Dataset records:
■ ■ ■ ■ ■

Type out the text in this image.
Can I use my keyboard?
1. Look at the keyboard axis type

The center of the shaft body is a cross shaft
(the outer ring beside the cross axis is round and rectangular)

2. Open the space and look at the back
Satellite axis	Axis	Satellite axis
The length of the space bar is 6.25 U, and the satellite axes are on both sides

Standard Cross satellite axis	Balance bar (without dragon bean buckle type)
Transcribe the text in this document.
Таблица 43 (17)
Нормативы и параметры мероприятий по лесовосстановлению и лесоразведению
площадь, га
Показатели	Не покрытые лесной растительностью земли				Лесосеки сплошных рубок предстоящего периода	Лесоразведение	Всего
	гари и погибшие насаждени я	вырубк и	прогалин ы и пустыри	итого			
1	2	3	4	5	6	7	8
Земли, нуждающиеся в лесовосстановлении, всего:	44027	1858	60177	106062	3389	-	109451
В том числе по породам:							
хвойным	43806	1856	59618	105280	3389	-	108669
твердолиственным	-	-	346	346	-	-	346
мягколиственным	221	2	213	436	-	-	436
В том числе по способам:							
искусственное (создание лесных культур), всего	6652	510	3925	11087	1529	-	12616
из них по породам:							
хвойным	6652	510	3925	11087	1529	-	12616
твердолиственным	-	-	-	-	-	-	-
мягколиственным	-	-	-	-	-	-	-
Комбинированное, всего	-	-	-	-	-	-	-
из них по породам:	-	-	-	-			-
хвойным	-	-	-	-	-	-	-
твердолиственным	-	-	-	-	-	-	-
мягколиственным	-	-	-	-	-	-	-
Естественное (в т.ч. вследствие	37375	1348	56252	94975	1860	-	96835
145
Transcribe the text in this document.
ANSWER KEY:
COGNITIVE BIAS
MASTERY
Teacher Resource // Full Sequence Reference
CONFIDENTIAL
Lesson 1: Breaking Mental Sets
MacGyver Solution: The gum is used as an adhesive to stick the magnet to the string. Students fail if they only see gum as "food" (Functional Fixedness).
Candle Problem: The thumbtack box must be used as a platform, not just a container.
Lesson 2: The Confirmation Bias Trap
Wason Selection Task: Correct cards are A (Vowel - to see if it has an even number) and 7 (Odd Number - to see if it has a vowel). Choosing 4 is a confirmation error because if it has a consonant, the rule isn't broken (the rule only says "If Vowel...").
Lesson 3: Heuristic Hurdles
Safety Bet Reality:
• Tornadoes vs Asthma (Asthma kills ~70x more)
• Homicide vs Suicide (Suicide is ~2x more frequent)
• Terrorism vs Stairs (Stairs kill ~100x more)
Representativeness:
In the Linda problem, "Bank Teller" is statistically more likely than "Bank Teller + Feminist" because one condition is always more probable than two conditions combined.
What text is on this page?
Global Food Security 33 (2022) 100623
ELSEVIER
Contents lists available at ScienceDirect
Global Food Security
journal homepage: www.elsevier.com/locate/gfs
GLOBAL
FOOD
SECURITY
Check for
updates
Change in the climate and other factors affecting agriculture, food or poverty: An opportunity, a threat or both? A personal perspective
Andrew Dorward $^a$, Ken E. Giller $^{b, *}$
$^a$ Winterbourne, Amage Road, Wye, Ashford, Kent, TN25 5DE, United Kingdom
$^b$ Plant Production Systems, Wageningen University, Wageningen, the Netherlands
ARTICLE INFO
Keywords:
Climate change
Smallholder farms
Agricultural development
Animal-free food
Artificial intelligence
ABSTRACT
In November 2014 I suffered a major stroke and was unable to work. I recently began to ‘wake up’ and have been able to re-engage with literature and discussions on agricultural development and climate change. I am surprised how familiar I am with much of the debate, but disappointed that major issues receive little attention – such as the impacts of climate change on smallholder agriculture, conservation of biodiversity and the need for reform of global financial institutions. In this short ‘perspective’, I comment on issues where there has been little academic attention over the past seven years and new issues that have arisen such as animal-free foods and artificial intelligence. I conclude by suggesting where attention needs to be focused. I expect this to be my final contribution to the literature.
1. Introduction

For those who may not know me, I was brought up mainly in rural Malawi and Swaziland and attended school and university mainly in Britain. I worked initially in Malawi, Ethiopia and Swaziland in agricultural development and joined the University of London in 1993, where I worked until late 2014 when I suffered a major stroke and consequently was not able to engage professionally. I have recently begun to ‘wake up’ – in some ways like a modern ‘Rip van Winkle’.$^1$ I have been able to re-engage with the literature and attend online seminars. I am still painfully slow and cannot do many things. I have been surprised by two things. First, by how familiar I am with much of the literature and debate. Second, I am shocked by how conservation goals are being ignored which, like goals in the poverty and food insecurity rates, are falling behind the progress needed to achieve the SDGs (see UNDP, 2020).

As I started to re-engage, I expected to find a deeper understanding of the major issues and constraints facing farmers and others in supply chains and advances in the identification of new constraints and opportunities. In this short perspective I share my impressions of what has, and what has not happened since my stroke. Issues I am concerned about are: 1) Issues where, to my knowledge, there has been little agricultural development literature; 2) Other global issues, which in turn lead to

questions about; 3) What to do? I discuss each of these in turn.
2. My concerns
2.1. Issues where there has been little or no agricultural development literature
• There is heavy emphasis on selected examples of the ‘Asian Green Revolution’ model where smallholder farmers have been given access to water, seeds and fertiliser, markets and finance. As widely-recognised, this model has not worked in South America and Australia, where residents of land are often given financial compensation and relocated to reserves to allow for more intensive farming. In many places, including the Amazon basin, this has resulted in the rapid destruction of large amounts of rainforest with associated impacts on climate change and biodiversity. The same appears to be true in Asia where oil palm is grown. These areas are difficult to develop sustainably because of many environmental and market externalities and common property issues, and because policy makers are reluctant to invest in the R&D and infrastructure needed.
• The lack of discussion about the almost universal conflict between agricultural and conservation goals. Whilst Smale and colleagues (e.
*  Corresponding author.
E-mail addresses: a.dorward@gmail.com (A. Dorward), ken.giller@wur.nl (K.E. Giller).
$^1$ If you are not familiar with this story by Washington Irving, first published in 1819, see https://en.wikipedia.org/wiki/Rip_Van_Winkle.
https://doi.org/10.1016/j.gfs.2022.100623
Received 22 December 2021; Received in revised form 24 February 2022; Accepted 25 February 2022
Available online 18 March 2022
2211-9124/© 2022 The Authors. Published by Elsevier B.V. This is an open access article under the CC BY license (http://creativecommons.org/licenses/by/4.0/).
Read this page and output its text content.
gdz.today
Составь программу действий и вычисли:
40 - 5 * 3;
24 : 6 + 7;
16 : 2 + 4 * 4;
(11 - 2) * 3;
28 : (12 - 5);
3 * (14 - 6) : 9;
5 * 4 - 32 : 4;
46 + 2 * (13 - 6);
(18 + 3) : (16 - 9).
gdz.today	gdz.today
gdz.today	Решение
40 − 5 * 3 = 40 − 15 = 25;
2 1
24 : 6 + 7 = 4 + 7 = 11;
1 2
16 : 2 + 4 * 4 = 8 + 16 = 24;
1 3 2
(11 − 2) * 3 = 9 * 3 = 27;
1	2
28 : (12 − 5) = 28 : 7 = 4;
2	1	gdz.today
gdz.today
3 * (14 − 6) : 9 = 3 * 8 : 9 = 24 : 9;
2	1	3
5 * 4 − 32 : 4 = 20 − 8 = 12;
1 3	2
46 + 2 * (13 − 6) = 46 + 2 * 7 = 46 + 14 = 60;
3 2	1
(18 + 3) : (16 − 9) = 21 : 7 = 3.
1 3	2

■ ■ ■ ■ ■

Goal of the exercise: In the listing above, find the line containing "Read this page and output its text content.", then reproduce it and each line after it through the end, exactly and with nothing added.

Solved exercise:
Read this page and output its text content.
gdz.today
Составь программу действий и вычисли:
40 - 5 * 3;
24 : 6 + 7;
16 : 2 + 4 * 4;
(11 - 2) * 3;
28 : (12 - 5);
3 * (14 - 6) : 9;
5 * 4 - 32 : 4;
46 + 2 * (13 - 6);
(18 + 3) : (16 - 9).
gdz.today	gdz.today
gdz.today	Решение
40 − 5 * 3 = 40 − 15 = 25;
2 1
24 : 6 + 7 = 4 + 7 = 11;
1 2
16 : 2 + 4 * 4 = 8 + 16 = 24;
1 3 2
(11 − 2) * 3 = 9 * 3 = 27;
1	2
28 : (12 − 5) = 28 : 7 = 4;
2	1	gdz.today
gdz.today
3 * (14 − 6) : 9 = 3 * 8 : 9 = 24 : 9;
2	1	3
5 * 4 − 32 : 4 = 20 − 8 = 12;
1 3	2
46 + 2 * (13 − 6) = 46 + 2 * 7 = 46 + 14 = 60;
3 2	1
(18 + 3) : (16 − 9) = 21 : 7 = 3.
1 3	2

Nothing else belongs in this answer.